● TASK TO COMPLETE
What is asked for is the whole listing, given again word for word.

● MATERIAL FOR THE TASK
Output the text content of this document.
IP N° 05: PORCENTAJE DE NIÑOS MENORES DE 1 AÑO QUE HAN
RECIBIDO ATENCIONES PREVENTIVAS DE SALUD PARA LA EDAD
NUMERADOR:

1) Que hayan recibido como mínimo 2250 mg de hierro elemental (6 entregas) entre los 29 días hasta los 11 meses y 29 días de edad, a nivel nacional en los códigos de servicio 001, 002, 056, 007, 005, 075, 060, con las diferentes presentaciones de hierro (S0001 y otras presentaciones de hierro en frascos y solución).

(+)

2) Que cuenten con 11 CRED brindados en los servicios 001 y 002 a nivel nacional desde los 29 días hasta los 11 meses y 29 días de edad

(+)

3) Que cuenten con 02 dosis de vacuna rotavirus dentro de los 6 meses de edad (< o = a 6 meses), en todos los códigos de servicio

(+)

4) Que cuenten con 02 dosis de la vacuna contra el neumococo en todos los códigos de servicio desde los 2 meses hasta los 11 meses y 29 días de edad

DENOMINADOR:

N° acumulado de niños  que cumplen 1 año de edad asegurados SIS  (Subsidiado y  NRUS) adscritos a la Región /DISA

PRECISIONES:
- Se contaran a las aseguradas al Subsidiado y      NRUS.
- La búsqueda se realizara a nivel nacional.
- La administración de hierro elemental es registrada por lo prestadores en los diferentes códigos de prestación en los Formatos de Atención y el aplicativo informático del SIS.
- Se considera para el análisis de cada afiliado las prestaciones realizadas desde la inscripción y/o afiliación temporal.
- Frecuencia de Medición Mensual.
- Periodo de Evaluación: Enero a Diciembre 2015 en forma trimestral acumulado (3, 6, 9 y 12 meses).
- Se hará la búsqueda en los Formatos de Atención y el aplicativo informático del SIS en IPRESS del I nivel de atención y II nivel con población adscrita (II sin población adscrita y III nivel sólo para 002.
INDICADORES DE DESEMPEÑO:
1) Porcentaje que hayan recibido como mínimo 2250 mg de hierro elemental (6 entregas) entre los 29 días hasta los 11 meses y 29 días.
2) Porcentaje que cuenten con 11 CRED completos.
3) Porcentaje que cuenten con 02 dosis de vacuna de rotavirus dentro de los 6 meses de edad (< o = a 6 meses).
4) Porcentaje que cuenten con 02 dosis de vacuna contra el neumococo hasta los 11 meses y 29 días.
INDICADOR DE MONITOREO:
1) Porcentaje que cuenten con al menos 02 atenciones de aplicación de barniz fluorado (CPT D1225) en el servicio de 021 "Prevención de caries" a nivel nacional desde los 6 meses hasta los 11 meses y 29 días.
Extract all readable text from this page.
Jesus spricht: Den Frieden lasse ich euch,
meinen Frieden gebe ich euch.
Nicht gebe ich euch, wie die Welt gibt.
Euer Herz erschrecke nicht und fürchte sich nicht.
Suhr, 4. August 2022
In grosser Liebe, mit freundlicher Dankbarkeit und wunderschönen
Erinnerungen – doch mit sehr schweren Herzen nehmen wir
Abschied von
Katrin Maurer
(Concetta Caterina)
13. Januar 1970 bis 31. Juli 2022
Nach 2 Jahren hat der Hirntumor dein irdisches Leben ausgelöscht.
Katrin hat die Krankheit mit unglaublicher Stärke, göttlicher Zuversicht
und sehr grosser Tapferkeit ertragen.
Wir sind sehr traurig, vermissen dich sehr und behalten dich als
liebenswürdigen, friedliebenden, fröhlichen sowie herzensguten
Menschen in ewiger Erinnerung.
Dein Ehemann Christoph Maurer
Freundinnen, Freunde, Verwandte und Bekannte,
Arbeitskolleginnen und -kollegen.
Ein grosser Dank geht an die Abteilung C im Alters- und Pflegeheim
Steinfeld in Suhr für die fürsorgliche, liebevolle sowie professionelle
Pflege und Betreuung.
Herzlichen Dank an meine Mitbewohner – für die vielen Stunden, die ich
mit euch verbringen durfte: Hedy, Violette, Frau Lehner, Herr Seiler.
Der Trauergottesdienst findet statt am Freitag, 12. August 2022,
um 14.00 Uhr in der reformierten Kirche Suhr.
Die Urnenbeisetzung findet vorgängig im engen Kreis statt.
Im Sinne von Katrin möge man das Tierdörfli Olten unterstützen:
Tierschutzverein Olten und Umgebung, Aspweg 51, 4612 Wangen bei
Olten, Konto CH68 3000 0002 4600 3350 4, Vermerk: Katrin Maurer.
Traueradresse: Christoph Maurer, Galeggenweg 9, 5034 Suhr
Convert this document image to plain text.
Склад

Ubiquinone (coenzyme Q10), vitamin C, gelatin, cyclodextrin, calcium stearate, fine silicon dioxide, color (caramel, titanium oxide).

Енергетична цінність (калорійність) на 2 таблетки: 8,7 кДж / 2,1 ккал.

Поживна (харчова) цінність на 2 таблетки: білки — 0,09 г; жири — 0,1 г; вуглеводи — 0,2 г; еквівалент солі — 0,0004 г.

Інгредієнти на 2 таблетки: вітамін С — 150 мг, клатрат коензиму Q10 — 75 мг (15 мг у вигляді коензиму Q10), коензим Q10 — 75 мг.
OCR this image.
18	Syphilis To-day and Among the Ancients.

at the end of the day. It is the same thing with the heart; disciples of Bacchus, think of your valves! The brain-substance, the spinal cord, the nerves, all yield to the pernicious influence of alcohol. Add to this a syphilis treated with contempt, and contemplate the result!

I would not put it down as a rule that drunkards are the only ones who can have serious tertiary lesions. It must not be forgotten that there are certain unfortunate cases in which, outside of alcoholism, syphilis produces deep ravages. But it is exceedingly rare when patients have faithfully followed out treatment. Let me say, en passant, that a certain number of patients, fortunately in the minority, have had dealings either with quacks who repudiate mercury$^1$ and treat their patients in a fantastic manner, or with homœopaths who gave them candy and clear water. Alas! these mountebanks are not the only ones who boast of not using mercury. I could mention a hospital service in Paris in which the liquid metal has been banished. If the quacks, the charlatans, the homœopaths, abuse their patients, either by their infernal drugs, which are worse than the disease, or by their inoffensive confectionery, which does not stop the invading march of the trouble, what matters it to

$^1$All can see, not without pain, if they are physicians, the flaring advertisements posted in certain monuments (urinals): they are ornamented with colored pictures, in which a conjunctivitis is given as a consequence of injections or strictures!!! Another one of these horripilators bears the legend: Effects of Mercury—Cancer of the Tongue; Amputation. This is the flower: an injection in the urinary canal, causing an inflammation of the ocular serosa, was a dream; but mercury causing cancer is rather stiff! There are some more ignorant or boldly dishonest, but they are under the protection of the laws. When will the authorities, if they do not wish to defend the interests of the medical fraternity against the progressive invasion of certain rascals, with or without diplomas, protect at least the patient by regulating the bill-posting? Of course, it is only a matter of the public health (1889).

● EXPECTED ANSWER
Output the text content of this document.
IP N° 05: PORCENTAJE DE NIÑOS MENORES DE 1 AÑO QUE HAN
RECIBIDO ATENCIONES PREVENTIVAS DE SALUD PARA LA EDAD
NUMERADOR:

1) Que hayan recibido como mínimo 2250 mg de hierro elemental (6 entregas) entre los 29 días hasta los 11 meses y 29 días de edad, a nivel nacional en los códigos de servicio 001, 002, 056, 007, 005, 075, 060, con las diferentes presentaciones de hierro (S0001 y otras presentaciones de hierro en frascos y solución).

(+)

2) Que cuenten con 11 CRED brindados en los servicios 001 y 002 a nivel nacional desde los 29 días hasta los 11 meses y 29 días de edad

(+)

3) Que cuenten con 02 dosis de vacuna rotavirus dentro de los 6 meses de edad (< o = a 6 meses), en todos los códigos de servicio

(+)

4) Que cuenten con 02 dosis de la vacuna contra el neumococo en todos los códigos de servicio desde los 2 meses hasta los 11 meses y 29 días de edad

DENOMINADOR:

N° acumulado de niños  que cumplen 1 año de edad asegurados SIS  (Subsidiado y  NRUS) adscritos a la Región /DISA

PRECISIONES:
- Se contaran a las aseguradas al Subsidiado y      NRUS.
- La búsqueda se realizara a nivel nacional.
- La administración de hierro elemental es registrada por lo prestadores en los diferentes códigos de prestación en los Formatos de Atención y el aplicativo informático del SIS.
- Se considera para el análisis de cada afiliado las prestaciones realizadas desde la inscripción y/o afiliación temporal.
- Frecuencia de Medición Mensual.
- Periodo de Evaluación: Enero a Diciembre 2015 en forma trimestral acumulado (3, 6, 9 y 12 meses).
- Se hará la búsqueda en los Formatos de Atención y el aplicativo informático del SIS en IPRESS del I nivel de atención y II nivel con población adscrita (II sin población adscrita y III nivel sólo para 002.
INDICADORES DE DESEMPEÑO:
1) Porcentaje que hayan recibido como mínimo 2250 mg de hierro elemental (6 entregas) entre los 29 días hasta los 11 meses y 29 días.
2) Porcentaje que cuenten con 11 CRED completos.
3) Porcentaje que cuenten con 02 dosis de vacuna de rotavirus dentro de los 6 meses de edad (< o = a 6 meses).
4) Porcentaje que cuenten con 02 dosis de vacuna contra el neumococo hasta los 11 meses y 29 días.
INDICADOR DE MONITOREO:
1) Porcentaje que cuenten con al menos 02 atenciones de aplicación de barniz fluorado (CPT D1225) en el servicio de 021 "Prevención de caries" a nivel nacional desde los 6 meses hasta los 11 meses y 29 días.
Extract all readable text from this page.
Jesus spricht: Den Frieden lasse ich euch,
meinen Frieden gebe ich euch.
Nicht gebe ich euch, wie die Welt gibt.
Euer Herz erschrecke nicht und fürchte sich nicht.
Suhr, 4. August 2022
In grosser Liebe, mit freundlicher Dankbarkeit und wunderschönen
Erinnerungen – doch mit sehr schweren Herzen nehmen wir
Abschied von
Katrin Maurer
(Concetta Caterina)
13. Januar 1970 bis 31. Juli 2022
Nach 2 Jahren hat der Hirntumor dein irdisches Leben ausgelöscht.
Katrin hat die Krankheit mit unglaublicher Stärke, göttlicher Zuversicht
und sehr grosser Tapferkeit ertragen.
Wir sind sehr traurig, vermissen dich sehr und behalten dich als
liebenswürdigen, friedliebenden, fröhlichen sowie herzensguten
Menschen in ewiger Erinnerung.
Dein Ehemann Christoph Maurer
Freundinnen, Freunde, Verwandte und Bekannte,
Arbeitskolleginnen und -kollegen.
Ein grosser Dank geht an die Abteilung C im Alters- und Pflegeheim
Steinfeld in Suhr für die fürsorgliche, liebevolle sowie professionelle
Pflege und Betreuung.
Herzlichen Dank an meine Mitbewohner – für die vielen Stunden, die ich
mit euch verbringen durfte: Hedy, Violette, Frau Lehner, Herr Seiler.
Der Trauergottesdienst findet statt am Freitag, 12. August 2022,
um 14.00 Uhr in der reformierten Kirche Suhr.
Die Urnenbeisetzung findet vorgängig im engen Kreis statt.
Im Sinne von Katrin möge man das Tierdörfli Olten unterstützen:
Tierschutzverein Olten und Umgebung, Aspweg 51, 4612 Wangen bei
Olten, Konto CH68 3000 0002 4600 3350 4, Vermerk: Katrin Maurer.
Traueradresse: Christoph Maurer, Galeggenweg 9, 5034 Suhr
Convert this document image to plain text.
Склад

Ubiquinone (coenzyme Q10), vitamin C, gelatin, cyclodextrin, calcium stearate, fine silicon dioxide, color (caramel, titanium oxide).

Енергетична цінність (калорійність) на 2 таблетки: 8,7 кДж / 2,1 ккал.

Поживна (харчова) цінність на 2 таблетки: білки — 0,09 г; жири — 0,1 г; вуглеводи — 0,2 г; еквівалент солі — 0,0004 г.

Інгредієнти на 2 таблетки: вітамін С — 150 мг, клатрат коензиму Q10 — 75 мг (15 мг у вигляді коензиму Q10), коензим Q10 — 75 мг.
OCR this image.
18	Syphilis To-day and Among the Ancients.

at the end of the day. It is the same thing with the heart; disciples of Bacchus, think of your valves! The brain-substance, the spinal cord, the nerves, all yield to the pernicious influence of alcohol. Add to this a syphilis treated with contempt, and contemplate the result!

I would not put it down as a rule that drunkards are the only ones who can have serious tertiary lesions. It must not be forgotten that there are certain unfortunate cases in which, outside of alcoholism, syphilis produces deep ravages. But it is exceedingly rare when patients have faithfully followed out treatment. Let me say, en passant, that a certain number of patients, fortunately in the minority, have had dealings either with quacks who repudiate mercury$^1$ and treat their patients in a fantastic manner, or with homœopaths who gave them candy and clear water. Alas! these mountebanks are not the only ones who boast of not using mercury. I could mention a hospital service in Paris in which the liquid metal has been banished. If the quacks, the charlatans, the homœopaths, abuse their patients, either by their infernal drugs, which are worse than the disease, or by their inoffensive confectionery, which does not stop the invading march of the trouble, what matters it to

$^1$All can see, not without pain, if they are physicians, the flaring advertisements posted in certain monuments (urinals): they are ornamented with colored pictures, in which a conjunctivitis is given as a consequence of injections or strictures!!! Another one of these horripilators bears the legend: Effects of Mercury—Cancer of the Tongue; Amputation. This is the flower: an injection in the urinary canal, causing an inflammation of the ocular serosa, was a dream; but mercury causing cancer is rather stiff! There are some more ignorant or boldly dishonest, but they are under the protection of the laws. When will the authorities, if they do not wish to defend the interests of the medical fraternity against the progressive invasion of certain rascals, with or without diplomas, protect at least the patient by regulating the bill-posting? Of course, it is only a matter of the public health (1889).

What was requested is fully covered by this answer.